__Input__:
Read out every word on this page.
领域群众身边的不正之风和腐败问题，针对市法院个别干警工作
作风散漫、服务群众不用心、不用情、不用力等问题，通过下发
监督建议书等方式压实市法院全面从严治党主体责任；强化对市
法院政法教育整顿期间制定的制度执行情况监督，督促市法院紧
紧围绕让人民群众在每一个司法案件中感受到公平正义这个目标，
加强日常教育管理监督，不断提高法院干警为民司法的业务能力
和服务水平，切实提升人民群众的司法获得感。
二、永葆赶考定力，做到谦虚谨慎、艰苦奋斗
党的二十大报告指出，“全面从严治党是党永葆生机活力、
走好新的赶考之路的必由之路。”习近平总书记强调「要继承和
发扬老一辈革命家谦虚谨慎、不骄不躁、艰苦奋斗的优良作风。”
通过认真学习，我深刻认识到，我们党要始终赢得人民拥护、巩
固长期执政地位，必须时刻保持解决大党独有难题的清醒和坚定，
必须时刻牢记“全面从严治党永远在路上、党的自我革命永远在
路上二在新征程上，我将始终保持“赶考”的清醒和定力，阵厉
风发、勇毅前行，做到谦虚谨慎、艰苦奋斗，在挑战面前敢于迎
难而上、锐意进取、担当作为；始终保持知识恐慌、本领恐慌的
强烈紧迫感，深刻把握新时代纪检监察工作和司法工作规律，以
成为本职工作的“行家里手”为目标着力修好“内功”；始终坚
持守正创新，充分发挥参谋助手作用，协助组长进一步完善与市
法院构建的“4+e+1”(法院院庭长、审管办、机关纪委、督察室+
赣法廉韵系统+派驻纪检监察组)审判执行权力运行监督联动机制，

__Exercise objective__: Print the material once more, exactly.

__Solution__:
Read out every word on this page.
领域群众身边的不正之风和腐败问题，针对市法院个别干警工作
作风散漫、服务群众不用心、不用情、不用力等问题，通过下发
监督建议书等方式压实市法院全面从严治党主体责任；强化对市
法院政法教育整顿期间制定的制度执行情况监督，督促市法院紧
紧围绕让人民群众在每一个司法案件中感受到公平正义这个目标，
加强日常教育管理监督，不断提高法院干警为民司法的业务能力
和服务水平，切实提升人民群众的司法获得感。
二、永葆赶考定力，做到谦虚谨慎、艰苦奋斗
党的二十大报告指出，“全面从严治党是党永葆生机活力、
走好新的赶考之路的必由之路。”习近平总书记强调「要继承和
发扬老一辈革命家谦虚谨慎、不骄不躁、艰苦奋斗的优良作风。”
通过认真学习，我深刻认识到，我们党要始终赢得人民拥护、巩
固长期执政地位，必须时刻保持解决大党独有难题的清醒和坚定，
必须时刻牢记“全面从严治党永远在路上、党的自我革命永远在
路上二在新征程上，我将始终保持“赶考”的清醒和定力，阵厉
风发、勇毅前行，做到谦虚谨慎、艰苦奋斗，在挑战面前敢于迎
难而上、锐意进取、担当作为；始终保持知识恐慌、本领恐慌的
强烈紧迫感，深刻把握新时代纪检监察工作和司法工作规律，以
成为本职工作的“行家里手”为目标着力修好“内功”；始终坚
持守正创新，充分发挥参谋助手作用，协助组长进一步完善与市
法院构建的“4+e+1”(法院院庭长、审管办、机关纪委、督察室+
赣法廉韵系统+派驻纪检监察组)审判执行权力运行监督联动机制，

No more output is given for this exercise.